┌──

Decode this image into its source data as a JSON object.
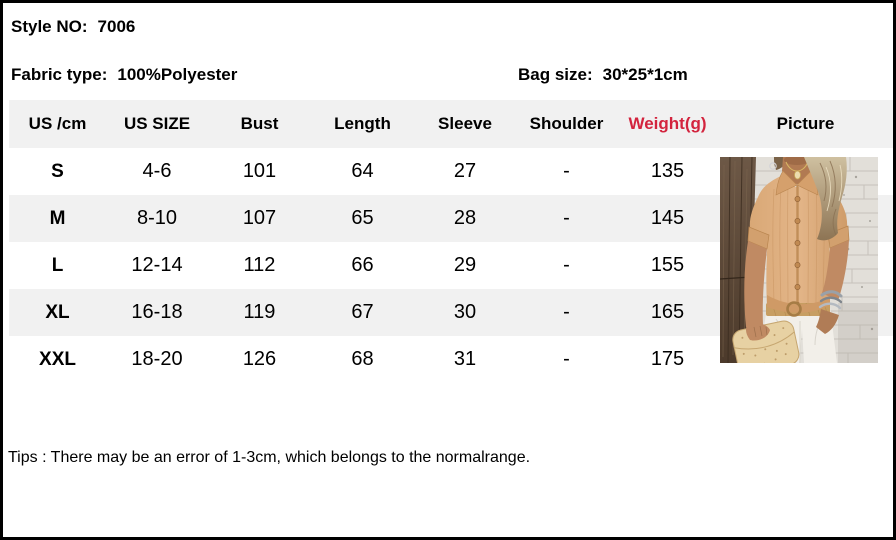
{
  "page": {
    "style_no_label": "Style NO:",
    "style_no_value": "7006",
    "fabric_label": "Fabric type:",
    "fabric_value": "100%Polyester",
    "bag_label": "Bag size:",
    "bag_value": "30*25*1cm",
    "tips": "Tips : There may be an error of 1-3cm, which belongs to the normalrange."
  },
  "table": {
    "columns": [
      "US /cm",
      "US SIZE",
      "Bust",
      "Length",
      "Sleeve",
      "Shoulder",
      "Weight(g)",
      "Picture"
    ],
    "rows": [
      [
        "S",
        "4-6",
        "101",
        "64",
        "27",
        "-",
        "135"
      ],
      [
        "M",
        "8-10",
        "107",
        "65",
        "28",
        "-",
        "145"
      ],
      [
        "L",
        "12-14",
        "112",
        "66",
        "29",
        "-",
        "155"
      ],
      [
        "XL",
        "16-18",
        "119",
        "67",
        "30",
        "-",
        "165"
      ],
      [
        "XXL",
        "18-20",
        "126",
        "68",
        "31",
        "-",
        "175"
      ]
    ]
  },
  "picture": {
    "description": "model wearing tan short-sleeve button-up shirt with white pants and straw clutch"
  },
  "colors": {
    "accent_red": "#d3243e",
    "row_alt_gray": "#f1f1f1"
  }
}
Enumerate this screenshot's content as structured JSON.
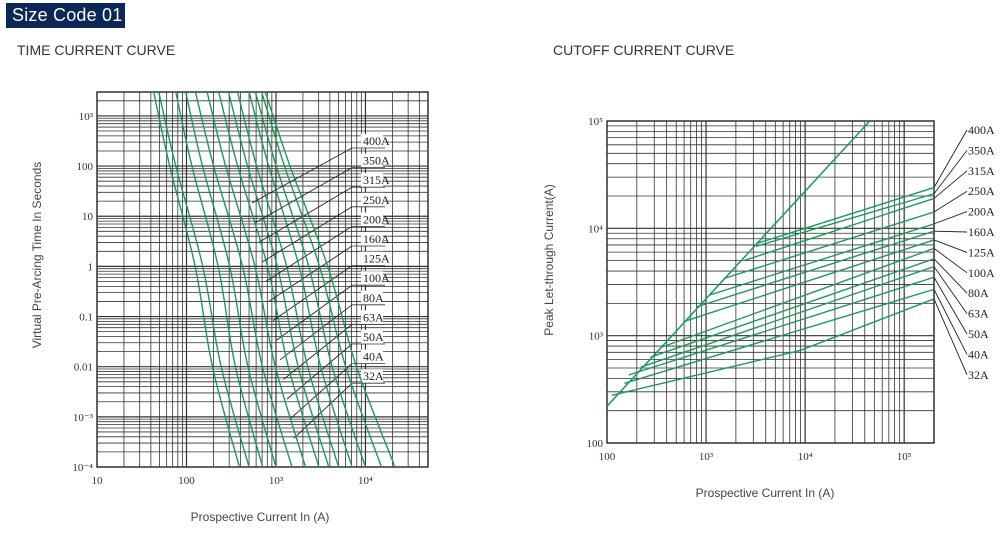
{
  "header": {
    "badge": "Size Code 01"
  },
  "chart_data": [
    {
      "type": "line",
      "title": "TIME CURRENT CURVE",
      "xlabel": "Prospective Current In (A)",
      "ylabel": "Virtual Pre-Arcing Time In Seconds",
      "xscale": "log",
      "yscale": "log",
      "xlim": [
        10,
        50000
      ],
      "ylim": [
        0.0001,
        3000
      ],
      "grid": true,
      "line_color": "#1a9a5a",
      "xticks": [
        {
          "v": 10,
          "label": "10"
        },
        {
          "v": 100,
          "label": "100"
        },
        {
          "v": 1000,
          "label": "10³"
        },
        {
          "v": 10000,
          "label": "10⁴"
        }
      ],
      "yticks": [
        {
          "v": 1000,
          "label": "10³"
        },
        {
          "v": 100,
          "label": "100"
        },
        {
          "v": 10,
          "label": "10"
        },
        {
          "v": 1,
          "label": "1"
        },
        {
          "v": 0.1,
          "label": "0.1"
        },
        {
          "v": 0.01,
          "label": "0.01"
        },
        {
          "v": 0.001,
          "label": "10⁻³"
        },
        {
          "v": 0.0001,
          "label": "10⁻⁴"
        }
      ],
      "t_points": [
        3000,
        100,
        1,
        0.01,
        0.0001
      ],
      "series": [
        {
          "name": "32A",
          "x": [
            43,
            65,
            125,
            195,
            390
          ]
        },
        {
          "name": "40A",
          "x": [
            49,
            76,
            152,
            244,
            500
          ]
        },
        {
          "name": "50A",
          "x": [
            76,
            115,
            226,
            352,
            710
          ]
        },
        {
          "name": "63A",
          "x": [
            98,
            151,
            304,
            486,
            1000
          ]
        },
        {
          "name": "80A",
          "x": [
            126,
            201,
            423,
            705,
            1510
          ]
        },
        {
          "name": "100A",
          "x": [
            170,
            274,
            582,
            984,
            2140
          ]
        },
        {
          "name": "125A",
          "x": [
            229,
            373,
            804,
            1374,
            3020
          ]
        },
        {
          "name": "160A",
          "x": [
            295,
            481,
            1035,
            1770,
            3890
          ]
        },
        {
          "name": "200A",
          "x": [
            372,
            608,
            1315,
            2265,
            5010
          ]
        },
        {
          "name": "250A",
          "x": [
            501,
            828,
            1815,
            3162,
            7080
          ]
        },
        {
          "name": "315A",
          "x": [
            589,
            1007,
            2323,
            4246,
            10000
          ]
        },
        {
          "name": "350A",
          "x": [
            692,
            1245,
            3069,
            6012,
            15100
          ]
        },
        {
          "name": "400A",
          "x": [
            759,
            1435,
            3784,
            7943,
            21400
          ]
        }
      ]
    },
    {
      "type": "line",
      "title": "CUTOFF CURRENT CURVE",
      "xlabel": "Prospective Current In (A)",
      "ylabel": "Peak Let-through Current(A)",
      "xscale": "log",
      "yscale": "log",
      "xlim": [
        100,
        200000
      ],
      "ylim": [
        100,
        100000
      ],
      "grid": true,
      "line_color": "#1a9a5a",
      "xticks": [
        {
          "v": 100,
          "label": "100"
        },
        {
          "v": 1000,
          "label": "10³"
        },
        {
          "v": 10000,
          "label": "10⁴"
        },
        {
          "v": 100000,
          "label": "10⁵"
        }
      ],
      "yticks": [
        {
          "v": 100000,
          "label": "10⁵"
        },
        {
          "v": 10000,
          "label": "10⁴"
        },
        {
          "v": 1000,
          "label": "10³"
        },
        {
          "v": 100,
          "label": "100"
        }
      ],
      "max_peak_line": {
        "x": [
          100,
          45000
        ],
        "y": [
          220,
          100000
        ]
      },
      "series": [
        {
          "name": "400A",
          "x": [
            3200,
            10000,
            200000
          ],
          "y": [
            7200,
            10000,
            24000
          ]
        },
        {
          "name": "350A",
          "x": [
            3200,
            200000
          ],
          "y": [
            6800,
            21000
          ]
        },
        {
          "name": "315A",
          "x": [
            2400,
            200000
          ],
          "y": [
            5000,
            19000
          ]
        },
        {
          "name": "250A",
          "x": [
            1500,
            200000
          ],
          "y": [
            3400,
            14200
          ]
        },
        {
          "name": "200A",
          "x": [
            1100,
            200000
          ],
          "y": [
            2400,
            11000
          ]
        },
        {
          "name": "160A",
          "x": [
            810,
            200000
          ],
          "y": [
            1860,
            9400
          ]
        },
        {
          "name": "125A",
          "x": [
            590,
            200000
          ],
          "y": [
            1350,
            7800
          ]
        },
        {
          "name": "100A",
          "x": [
            355,
            200000
          ],
          "y": [
            780,
            6500
          ]
        },
        {
          "name": "80A",
          "x": [
            275,
            200000
          ],
          "y": [
            630,
            5200
          ]
        },
        {
          "name": "63A",
          "x": [
            220,
            200000
          ],
          "y": [
            510,
            4400
          ]
        },
        {
          "name": "50A",
          "x": [
            165,
            200000
          ],
          "y": [
            430,
            3500
          ]
        },
        {
          "name": "40A",
          "x": [
            150,
            200000
          ],
          "y": [
            360,
            2700
          ]
        },
        {
          "name": "32A",
          "x": [
            112,
            9000,
            200000
          ],
          "y": [
            278,
            730,
            2200
          ]
        }
      ]
    }
  ]
}
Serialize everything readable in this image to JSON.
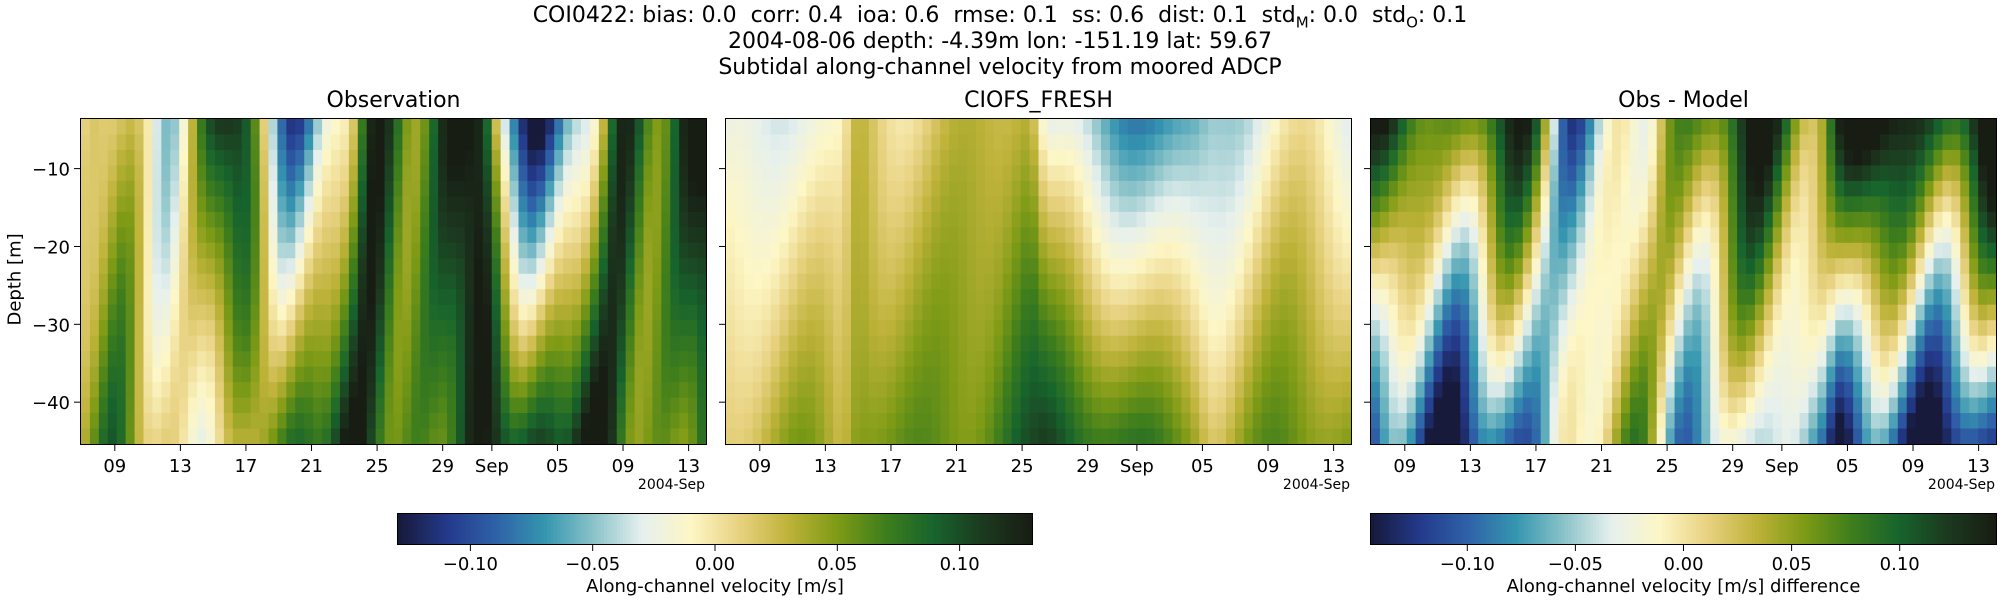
{
  "title": {
    "line1": "COI0422: bias: 0.0  corr: 0.4  ioa: 0.6  rmse: 0.1  ss: 0.6  dist: 0.1  std",
    "line1_sub_m": "M",
    "line1_mid": ": 0.0  std",
    "line1_sub_o": "O",
    "line1_end": ": 0.1",
    "line2": "2004-08-06 depth: -4.39m lon: -151.19 lat: 59.67",
    "line3": "Subtidal along-channel velocity from moored ADCP"
  },
  "colors": {
    "cmap": [
      "#171a3b",
      "#243a8c",
      "#2f62a8",
      "#3596b0",
      "#8ac3c9",
      "#e6f0ee",
      "#fdf6c6",
      "#e8d281",
      "#bfb33a",
      "#7f9b16",
      "#3f7e1c",
      "#17642d",
      "#1c3a1f",
      "#181d14"
    ]
  },
  "chart_data": [
    {
      "type": "heatmap",
      "title": "Observation",
      "ylabel": "Depth [m]",
      "ylim": [
        -45.5,
        -3.5
      ],
      "yticks": [
        -10,
        -20,
        -30,
        -40
      ],
      "xticks": [
        "09",
        "13",
        "17",
        "21",
        "25",
        "29",
        "Sep",
        "05",
        "09",
        "13"
      ],
      "x_offset_label": "2004-Sep",
      "x_range_days": [
        "2004-08-07",
        "2004-09-14"
      ],
      "depth_rows": [
        -4,
        -6,
        -8,
        -10,
        -12,
        -14,
        -16,
        -18,
        -20,
        -22,
        -24,
        -26,
        -28,
        -30,
        -32,
        -34,
        -36,
        -38,
        -40,
        -42,
        -44
      ],
      "approx_features": [
        {
          "date": "2004-08-13",
          "surface_value": -0.02,
          "bottom_value": 0.05
        },
        {
          "date": "2004-08-15",
          "surface_value": 0.12,
          "bottom_value": -0.05
        },
        {
          "date": "2004-08-20",
          "surface_value": -0.05,
          "bottom_value": 0.1
        },
        {
          "date": "2004-08-28",
          "surface_value": 0.11,
          "bottom_value": 0.08
        },
        {
          "date": "2004-09-05",
          "surface_value": -0.08,
          "bottom_value": 0.12
        },
        {
          "date": "2004-09-11",
          "surface_value": 0.12,
          "bottom_value": 0.07
        }
      ]
    },
    {
      "type": "heatmap",
      "title": "CIOFS_FRESH",
      "ylim": [
        -45.5,
        -3.5
      ],
      "xticks": [
        "09",
        "13",
        "17",
        "21",
        "25",
        "29",
        "Sep",
        "05",
        "09",
        "13"
      ],
      "x_offset_label": "2004-Sep",
      "x_range_days": [
        "2004-08-07",
        "2004-09-14"
      ],
      "approx_features": [
        {
          "date": "2004-08-09",
          "surface_value": -0.04,
          "bottom_value": 0.02
        },
        {
          "date": "2004-08-20",
          "surface_value": 0.03,
          "bottom_value": 0.07
        },
        {
          "date": "2004-09-01",
          "surface_value": -0.06,
          "bottom_value": 0.08
        },
        {
          "date": "2004-09-09",
          "surface_value": -0.03,
          "bottom_value": 0.04
        }
      ]
    },
    {
      "type": "heatmap",
      "title": "Obs - Model",
      "ylim": [
        -45.5,
        -3.5
      ],
      "xticks": [
        "09",
        "13",
        "17",
        "21",
        "25",
        "29",
        "Sep",
        "05",
        "09",
        "13"
      ],
      "x_offset_label": "2004-Sep",
      "x_range_days": [
        "2004-08-07",
        "2004-09-14"
      ],
      "approx_features": [
        {
          "date": "2004-08-15",
          "surface_value": 0.09,
          "bottom_value": -0.12
        },
        {
          "date": "2004-08-21",
          "surface_value": -0.06,
          "bottom_value": 0.03
        },
        {
          "date": "2004-08-28",
          "surface_value": 0.1,
          "bottom_value": -0.05
        },
        {
          "date": "2004-09-11",
          "surface_value": 0.14,
          "bottom_value": -0.13
        }
      ]
    }
  ],
  "colorbars": [
    {
      "label": "Along-channel velocity [m/s]",
      "range": [
        -0.13,
        0.13
      ],
      "ticks": [
        "−0.10",
        "−0.05",
        "0.00",
        "0.05",
        "0.10"
      ],
      "tick_values": [
        -0.1,
        -0.05,
        0.0,
        0.05,
        0.1
      ]
    },
    {
      "label": "Along-channel velocity [m/s] difference",
      "range": [
        -0.145,
        0.145
      ],
      "ticks": [
        "−0.10",
        "−0.05",
        "0.00",
        "0.05",
        "0.10"
      ],
      "tick_values": [
        -0.1,
        -0.05,
        0.0,
        0.05,
        0.1
      ]
    }
  ]
}
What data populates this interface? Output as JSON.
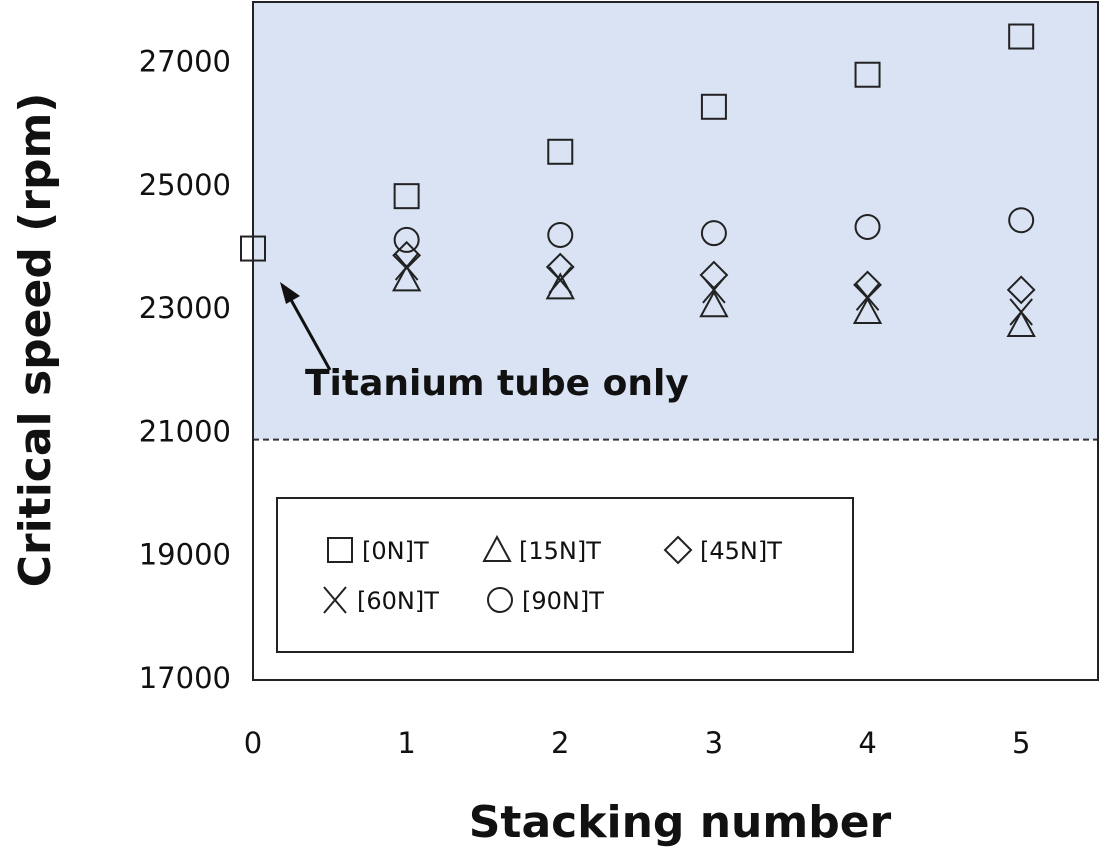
{
  "chart_data": {
    "type": "scatter",
    "xlabel": "Stacking number",
    "ylabel": "Critical speed (rpm)",
    "annotation": "Titanium tube only",
    "xlim": [
      0,
      5.5
    ],
    "ylim": [
      17000,
      28000
    ],
    "xticks": [
      0,
      1,
      2,
      3,
      4,
      5
    ],
    "yticks": [
      17000,
      19000,
      21000,
      23000,
      25000,
      27000
    ],
    "threshold": 20900,
    "shade_color": "#dae3f3",
    "series": [
      {
        "name": "[0N]T",
        "marker": "square",
        "color": "#222222",
        "x": [
          0,
          1,
          2,
          3,
          4,
          5
        ],
        "values": [
          24000,
          24850,
          25570,
          26300,
          26820,
          27440
        ]
      },
      {
        "name": "[15N]T",
        "marker": "triangle",
        "color": "#222222",
        "x": [
          1,
          2,
          3,
          4,
          5
        ],
        "values": [
          23500,
          23370,
          23080,
          22970,
          22760
        ]
      },
      {
        "name": "[45N]T",
        "marker": "diamond",
        "color": "#222222",
        "x": [
          1,
          2,
          3,
          4,
          5
        ],
        "values": [
          23890,
          23700,
          23570,
          23410,
          23330
        ]
      },
      {
        "name": "[60N]T",
        "marker": "x",
        "color": "#222222",
        "x": [
          1,
          2,
          3,
          4,
          5
        ],
        "values": [
          23700,
          23490,
          23330,
          23210,
          22970
        ]
      },
      {
        "name": "[90N]T",
        "marker": "circle",
        "color": "#222222",
        "x": [
          1,
          2,
          3,
          4,
          5
        ],
        "values": [
          24140,
          24220,
          24250,
          24350,
          24460
        ]
      }
    ]
  }
}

└──

Copy, from the material above, each line in which the string "title" occurs.

      "title": "TIME CURRENT CURVE",
      "title": "CUTOFF CURRENT CURVE",
  "title": {
      "title": "Observation",
      "title": "CIOFS_FRESH",
      "title": "Obs - Model",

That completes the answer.